**INPUT ROWS:**
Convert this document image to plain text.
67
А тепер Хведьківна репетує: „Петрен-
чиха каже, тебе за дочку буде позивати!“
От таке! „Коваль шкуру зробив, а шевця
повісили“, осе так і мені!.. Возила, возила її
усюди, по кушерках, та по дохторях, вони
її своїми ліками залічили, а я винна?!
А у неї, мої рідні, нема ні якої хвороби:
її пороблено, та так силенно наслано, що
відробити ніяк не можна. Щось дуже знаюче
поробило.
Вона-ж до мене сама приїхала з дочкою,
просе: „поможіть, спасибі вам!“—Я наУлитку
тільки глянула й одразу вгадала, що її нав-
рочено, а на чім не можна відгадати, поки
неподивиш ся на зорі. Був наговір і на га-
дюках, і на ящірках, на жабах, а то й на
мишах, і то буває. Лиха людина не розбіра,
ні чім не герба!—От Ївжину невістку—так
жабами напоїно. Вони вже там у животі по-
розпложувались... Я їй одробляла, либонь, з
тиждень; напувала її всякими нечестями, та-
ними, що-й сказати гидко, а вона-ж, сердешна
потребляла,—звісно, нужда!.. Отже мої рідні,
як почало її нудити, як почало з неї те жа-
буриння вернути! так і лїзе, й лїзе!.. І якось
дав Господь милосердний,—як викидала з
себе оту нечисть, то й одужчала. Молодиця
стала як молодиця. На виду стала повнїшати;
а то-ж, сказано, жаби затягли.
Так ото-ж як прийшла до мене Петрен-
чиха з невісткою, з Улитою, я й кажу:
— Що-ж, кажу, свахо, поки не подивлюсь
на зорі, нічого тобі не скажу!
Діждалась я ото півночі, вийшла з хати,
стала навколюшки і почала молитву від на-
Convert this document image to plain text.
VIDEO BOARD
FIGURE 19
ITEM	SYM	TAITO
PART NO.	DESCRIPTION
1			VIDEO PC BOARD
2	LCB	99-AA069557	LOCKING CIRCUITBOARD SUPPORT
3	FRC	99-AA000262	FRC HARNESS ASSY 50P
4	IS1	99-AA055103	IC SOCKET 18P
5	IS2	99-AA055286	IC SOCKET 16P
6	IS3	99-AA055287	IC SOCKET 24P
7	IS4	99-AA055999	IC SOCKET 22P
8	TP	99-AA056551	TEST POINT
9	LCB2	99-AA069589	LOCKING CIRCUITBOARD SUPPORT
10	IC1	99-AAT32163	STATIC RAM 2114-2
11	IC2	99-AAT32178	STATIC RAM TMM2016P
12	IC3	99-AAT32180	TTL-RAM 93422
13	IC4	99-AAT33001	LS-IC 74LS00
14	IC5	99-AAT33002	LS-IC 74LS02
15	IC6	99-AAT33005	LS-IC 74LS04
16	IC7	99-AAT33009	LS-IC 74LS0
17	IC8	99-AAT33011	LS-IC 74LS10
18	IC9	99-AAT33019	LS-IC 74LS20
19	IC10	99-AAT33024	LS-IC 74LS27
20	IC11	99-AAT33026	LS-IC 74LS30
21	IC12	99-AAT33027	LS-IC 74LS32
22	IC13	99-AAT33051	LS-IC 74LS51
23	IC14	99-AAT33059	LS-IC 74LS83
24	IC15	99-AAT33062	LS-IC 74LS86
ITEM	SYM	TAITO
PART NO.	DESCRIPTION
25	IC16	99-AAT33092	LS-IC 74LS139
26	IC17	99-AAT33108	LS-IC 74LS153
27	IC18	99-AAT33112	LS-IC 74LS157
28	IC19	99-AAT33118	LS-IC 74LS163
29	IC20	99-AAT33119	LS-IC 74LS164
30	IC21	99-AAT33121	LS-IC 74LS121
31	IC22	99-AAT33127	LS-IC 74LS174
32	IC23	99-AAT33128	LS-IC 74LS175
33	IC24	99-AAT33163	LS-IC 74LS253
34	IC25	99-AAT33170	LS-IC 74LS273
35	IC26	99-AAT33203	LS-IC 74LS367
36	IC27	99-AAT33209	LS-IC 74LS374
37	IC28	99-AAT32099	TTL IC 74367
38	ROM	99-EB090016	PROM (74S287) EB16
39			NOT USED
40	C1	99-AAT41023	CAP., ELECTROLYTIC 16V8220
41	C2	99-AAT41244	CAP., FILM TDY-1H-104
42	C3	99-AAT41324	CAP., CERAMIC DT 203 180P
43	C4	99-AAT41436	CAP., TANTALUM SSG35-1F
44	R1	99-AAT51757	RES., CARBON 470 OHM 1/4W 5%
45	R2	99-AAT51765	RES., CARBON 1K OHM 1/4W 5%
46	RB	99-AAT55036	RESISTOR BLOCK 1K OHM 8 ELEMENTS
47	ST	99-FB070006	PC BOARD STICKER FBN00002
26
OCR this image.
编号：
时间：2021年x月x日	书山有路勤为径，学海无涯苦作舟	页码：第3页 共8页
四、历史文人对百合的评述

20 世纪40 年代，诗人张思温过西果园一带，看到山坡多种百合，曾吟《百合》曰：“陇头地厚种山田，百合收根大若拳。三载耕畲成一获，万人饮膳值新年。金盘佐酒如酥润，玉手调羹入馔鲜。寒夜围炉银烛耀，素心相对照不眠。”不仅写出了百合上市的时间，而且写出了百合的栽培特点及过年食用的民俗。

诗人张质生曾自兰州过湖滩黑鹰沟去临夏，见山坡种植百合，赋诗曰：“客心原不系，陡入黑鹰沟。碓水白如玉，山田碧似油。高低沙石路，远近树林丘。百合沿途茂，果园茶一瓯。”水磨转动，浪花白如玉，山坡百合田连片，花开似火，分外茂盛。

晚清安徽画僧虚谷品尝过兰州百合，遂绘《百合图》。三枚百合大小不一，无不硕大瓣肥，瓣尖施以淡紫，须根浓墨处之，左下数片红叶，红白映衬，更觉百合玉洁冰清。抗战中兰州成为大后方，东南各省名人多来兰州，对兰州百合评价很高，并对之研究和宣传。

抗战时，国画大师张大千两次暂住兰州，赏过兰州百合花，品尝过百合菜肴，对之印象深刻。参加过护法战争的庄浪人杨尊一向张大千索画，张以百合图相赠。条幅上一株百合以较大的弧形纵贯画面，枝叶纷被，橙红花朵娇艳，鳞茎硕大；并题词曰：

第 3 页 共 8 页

**JOB:** Print all of the entries again, exactly as written.

**REPLY:**
Convert this document image to plain text.
67
А тепер Хведьківна репетує: „Петрен-
чиха каже, тебе за дочку буде позивати!“
От таке! „Коваль шкуру зробив, а шевця
повісили“, осе так і мені!.. Возила, возила її
усюди, по кушерках, та по дохторях, вони
її своїми ліками залічили, а я винна?!
А у неї, мої рідні, нема ні якої хвороби:
її пороблено, та так силенно наслано, що
відробити ніяк не можна. Щось дуже знаюче
поробило.
Вона-ж до мене сама приїхала з дочкою,
просе: „поможіть, спасибі вам!“—Я наУлитку
тільки глянула й одразу вгадала, що її нав-
рочено, а на чім не можна відгадати, поки
неподивиш ся на зорі. Був наговір і на га-
дюках, і на ящірках, на жабах, а то й на
мишах, і то буває. Лиха людина не розбіра,
ні чім не герба!—От Ївжину невістку—так
жабами напоїно. Вони вже там у животі по-
розпложувались... Я їй одробляла, либонь, з
тиждень; напувала її всякими нечестями, та-
ними, що-й сказати гидко, а вона-ж, сердешна
потребляла,—звісно, нужда!.. Отже мої рідні,
як почало її нудити, як почало з неї те жа-
буриння вернути! так і лїзе, й лїзе!.. І якось
дав Господь милосердний,—як викидала з
себе оту нечисть, то й одужчала. Молодиця
стала як молодиця. На виду стала повнїшати;
а то-ж, сказано, жаби затягли.
Так ото-ж як прийшла до мене Петрен-
чиха з невісткою, з Улитою, я й кажу:
— Що-ж, кажу, свахо, поки не подивлюсь
на зорі, нічого тобі не скажу!
Діждалась я ото півночі, вийшла з хати,
стала навколюшки і почала молитву від на-
Convert this document image to plain text.
VIDEO BOARD
FIGURE 19
ITEM	SYM	TAITO
PART NO.	DESCRIPTION
1			VIDEO PC BOARD
2	LCB	99-AA069557	LOCKING CIRCUITBOARD SUPPORT
3	FRC	99-AA000262	FRC HARNESS ASSY 50P
4	IS1	99-AA055103	IC SOCKET 18P
5	IS2	99-AA055286	IC SOCKET 16P
6	IS3	99-AA055287	IC SOCKET 24P
7	IS4	99-AA055999	IC SOCKET 22P
8	TP	99-AA056551	TEST POINT
9	LCB2	99-AA069589	LOCKING CIRCUITBOARD SUPPORT
10	IC1	99-AAT32163	STATIC RAM 2114-2
11	IC2	99-AAT32178	STATIC RAM TMM2016P
12	IC3	99-AAT32180	TTL-RAM 93422
13	IC4	99-AAT33001	LS-IC 74LS00
14	IC5	99-AAT33002	LS-IC 74LS02
15	IC6	99-AAT33005	LS-IC 74LS04
16	IC7	99-AAT33009	LS-IC 74LS0
17	IC8	99-AAT33011	LS-IC 74LS10
18	IC9	99-AAT33019	LS-IC 74LS20
19	IC10	99-AAT33024	LS-IC 74LS27
20	IC11	99-AAT33026	LS-IC 74LS30
21	IC12	99-AAT33027	LS-IC 74LS32
22	IC13	99-AAT33051	LS-IC 74LS51
23	IC14	99-AAT33059	LS-IC 74LS83
24	IC15	99-AAT33062	LS-IC 74LS86
ITEM	SYM	TAITO
PART NO.	DESCRIPTION
25	IC16	99-AAT33092	LS-IC 74LS139
26	IC17	99-AAT33108	LS-IC 74LS153
27	IC18	99-AAT33112	LS-IC 74LS157
28	IC19	99-AAT33118	LS-IC 74LS163
29	IC20	99-AAT33119	LS-IC 74LS164
30	IC21	99-AAT33121	LS-IC 74LS121
31	IC22	99-AAT33127	LS-IC 74LS174
32	IC23	99-AAT33128	LS-IC 74LS175
33	IC24	99-AAT33163	LS-IC 74LS253
34	IC25	99-AAT33170	LS-IC 74LS273
35	IC26	99-AAT33203	LS-IC 74LS367
36	IC27	99-AAT33209	LS-IC 74LS374
37	IC28	99-AAT32099	TTL IC 74367
38	ROM	99-EB090016	PROM (74S287) EB16
39			NOT USED
40	C1	99-AAT41023	CAP., ELECTROLYTIC 16V8220
41	C2	99-AAT41244	CAP., FILM TDY-1H-104
42	C3	99-AAT41324	CAP., CERAMIC DT 203 180P
43	C4	99-AAT41436	CAP., TANTALUM SSG35-1F
44	R1	99-AAT51757	RES., CARBON 470 OHM 1/4W 5%
45	R2	99-AAT51765	RES., CARBON 1K OHM 1/4W 5%
46	RB	99-AAT55036	RESISTOR BLOCK 1K OHM 8 ELEMENTS
47	ST	99-FB070006	PC BOARD STICKER FBN00002
26
OCR this image.
编号：
时间：2021年x月x日	书山有路勤为径，学海无涯苦作舟	页码：第3页 共8页
四、历史文人对百合的评述

20 世纪40 年代，诗人张思温过西果园一带，看到山坡多种百合，曾吟《百合》曰：“陇头地厚种山田，百合收根大若拳。三载耕畲成一获，万人饮膳值新年。金盘佐酒如酥润，玉手调羹入馔鲜。寒夜围炉银烛耀，素心相对照不眠。”不仅写出了百合上市的时间，而且写出了百合的栽培特点及过年食用的民俗。

诗人张质生曾自兰州过湖滩黑鹰沟去临夏，见山坡种植百合，赋诗曰：“客心原不系，陡入黑鹰沟。碓水白如玉，山田碧似油。高低沙石路，远近树林丘。百合沿途茂，果园茶一瓯。”水磨转动，浪花白如玉，山坡百合田连片，花开似火，分外茂盛。

晚清安徽画僧虚谷品尝过兰州百合，遂绘《百合图》。三枚百合大小不一，无不硕大瓣肥，瓣尖施以淡紫，须根浓墨处之，左下数片红叶，红白映衬，更觉百合玉洁冰清。抗战中兰州成为大后方，东南各省名人多来兰州，对兰州百合评价很高，并对之研究和宣传。

抗战时，国画大师张大千两次暂住兰州，赏过兰州百合花，品尝过百合菜肴，对之印象深刻。参加过护法战争的庄浪人杨尊一向张大千索画，张以百合图相赠。条幅上一株百合以较大的弧形纵贯画面，枝叶纷被，橙红花朵娇艳，鳞茎硕大；并题词曰：

第 3 页 共 8 页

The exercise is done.